## Goal of the exercise
Report each line of the entries that contains the word "Rapidshare", copied in full.

Records from a data source

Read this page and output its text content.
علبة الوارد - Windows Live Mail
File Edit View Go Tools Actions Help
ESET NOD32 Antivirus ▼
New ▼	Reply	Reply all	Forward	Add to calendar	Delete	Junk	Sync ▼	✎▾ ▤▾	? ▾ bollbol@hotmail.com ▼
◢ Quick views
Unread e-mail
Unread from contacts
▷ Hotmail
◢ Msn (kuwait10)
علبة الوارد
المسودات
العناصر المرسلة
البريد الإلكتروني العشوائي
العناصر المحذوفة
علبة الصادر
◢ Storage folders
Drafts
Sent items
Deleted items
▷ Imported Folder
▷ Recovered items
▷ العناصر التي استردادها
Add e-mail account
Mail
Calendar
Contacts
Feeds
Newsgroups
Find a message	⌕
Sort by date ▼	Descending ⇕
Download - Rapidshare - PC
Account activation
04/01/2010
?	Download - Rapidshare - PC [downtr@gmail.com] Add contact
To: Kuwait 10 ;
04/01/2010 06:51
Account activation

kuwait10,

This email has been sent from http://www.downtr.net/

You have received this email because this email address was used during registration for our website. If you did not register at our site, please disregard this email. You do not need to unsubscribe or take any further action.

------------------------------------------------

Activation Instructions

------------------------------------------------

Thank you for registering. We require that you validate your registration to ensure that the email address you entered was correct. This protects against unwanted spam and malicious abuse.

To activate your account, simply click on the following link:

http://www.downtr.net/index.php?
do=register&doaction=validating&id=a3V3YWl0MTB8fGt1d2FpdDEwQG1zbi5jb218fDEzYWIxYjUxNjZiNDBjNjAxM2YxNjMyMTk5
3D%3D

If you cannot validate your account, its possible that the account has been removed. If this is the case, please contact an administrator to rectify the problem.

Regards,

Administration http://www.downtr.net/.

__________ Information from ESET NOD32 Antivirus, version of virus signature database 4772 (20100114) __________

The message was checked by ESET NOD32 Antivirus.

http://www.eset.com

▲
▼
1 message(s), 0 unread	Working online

## Output for this exercise
Download - Rapidshare - PC
?	Download - Rapidshare - PC [downtr@gmail.com] Add contact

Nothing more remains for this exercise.